--- START ---

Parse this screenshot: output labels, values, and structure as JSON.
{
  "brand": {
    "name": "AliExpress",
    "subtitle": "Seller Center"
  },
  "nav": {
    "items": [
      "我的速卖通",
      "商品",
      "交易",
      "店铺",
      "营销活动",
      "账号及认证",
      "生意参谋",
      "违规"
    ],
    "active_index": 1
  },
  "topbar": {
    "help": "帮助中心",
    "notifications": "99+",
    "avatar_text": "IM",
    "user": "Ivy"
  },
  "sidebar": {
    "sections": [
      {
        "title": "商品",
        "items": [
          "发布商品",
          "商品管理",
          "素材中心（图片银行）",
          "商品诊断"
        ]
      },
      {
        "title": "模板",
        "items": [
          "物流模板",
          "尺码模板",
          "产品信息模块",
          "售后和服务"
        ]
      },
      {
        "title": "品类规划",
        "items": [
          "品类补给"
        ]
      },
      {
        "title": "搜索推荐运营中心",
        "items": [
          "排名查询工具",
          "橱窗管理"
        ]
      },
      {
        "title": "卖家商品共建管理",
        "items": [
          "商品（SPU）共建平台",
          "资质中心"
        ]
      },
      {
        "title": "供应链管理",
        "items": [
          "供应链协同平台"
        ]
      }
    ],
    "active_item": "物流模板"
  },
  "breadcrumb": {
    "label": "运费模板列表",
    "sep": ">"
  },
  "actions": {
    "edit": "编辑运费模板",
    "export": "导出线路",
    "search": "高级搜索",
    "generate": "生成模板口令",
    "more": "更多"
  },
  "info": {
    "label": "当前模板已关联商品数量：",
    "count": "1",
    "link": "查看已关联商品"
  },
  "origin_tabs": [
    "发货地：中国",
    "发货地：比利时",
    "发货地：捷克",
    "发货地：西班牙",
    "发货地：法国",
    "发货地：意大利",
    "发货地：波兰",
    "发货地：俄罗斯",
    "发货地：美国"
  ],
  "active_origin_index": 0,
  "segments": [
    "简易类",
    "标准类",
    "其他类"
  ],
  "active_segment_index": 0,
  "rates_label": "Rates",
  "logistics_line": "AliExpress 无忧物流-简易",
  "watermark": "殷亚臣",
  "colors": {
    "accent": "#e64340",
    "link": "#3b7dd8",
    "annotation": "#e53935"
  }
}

--- END ---

Transcribe all lines as written.

Parse this screenshot: output labels, values, and structure as JSON.
{
  "brand": {
    "name": "AliExpress",
    "subtitle": "Seller Center"
  },
  "nav": {
    "items": [
      "我的速卖通",
      "商品",
      "交易",
      "店铺",
      "营销活动",
      "账号及认证",
      "生意参谋",
      "违规"
    ],
    "active_index": 1
  },
  "topbar": {
    "help": "帮助中心",
    "notifications": "99+",
    "avatar_text": "IM",
    "user": "Ivy"
  },
  "sidebar": {
    "sections": [
      {
        "title": "商品",
        "items": [
          "发布商品",
          "商品管理",
          "素材中心（图片银行）",
          "商品诊断"
        ]
      },
      {
        "title": "模板",
        "items": [
          "物流模板",
          "尺码模板",
          "产品信息模块",
          "售后和服务"
        ]
      },
      {
        "title": "品类规划",
        "items": [
          "品类补给"
        ]
      },
      {
        "title": "搜索推荐运营中心",
        "items": [
          "排名查询工具",
          "橱窗管理"
        ]
      },
      {
        "title": "卖家商品共建管理",
        "items": [
          "商品（SPU）共建平台",
          "资质中心"
        ]
      },
      {
        "title": "供应链管理",
        "items": [
          "供应链协同平台"
        ]
      }
    ],
    "active_item": "物流模板"
  },
  "breadcrumb": {
    "label": "运费模板列表",
    "sep": ">"
  },
  "actions": {
    "edit": "编辑运费模板",
    "export": "导出线路",
    "search": "高级搜索",
    "generate": "生成模板口令",
    "more": "更多"
  },
  "info": {
    "label": "当前模板已关联商品数量：",
    "count": "1",
    "link": "查看已关联商品"
  },
  "origin_tabs": [
    "发货地：中国",
    "发货地：比利时",
    "发货地：捷克",
    "发货地：西班牙",
    "发货地：法国",
    "发货地：意大利",
    "发货地：波兰",
    "发货地：俄罗斯",
    "发货地：美国"
  ],
  "active_origin_index": 0,
  "segments": [
    "简易类",
    "标准类",
    "其他类"
  ],
  "active_segment_index": 0,
  "rates_label": "Rates",
  "logistics_line": "AliExpress 无忧物流-简易",
  "watermark": "殷亚臣",
  "colors": {
    "accent": "#e64340",
    "link": "#3b7dd8",
    "annotation": "#e53935"
  }
}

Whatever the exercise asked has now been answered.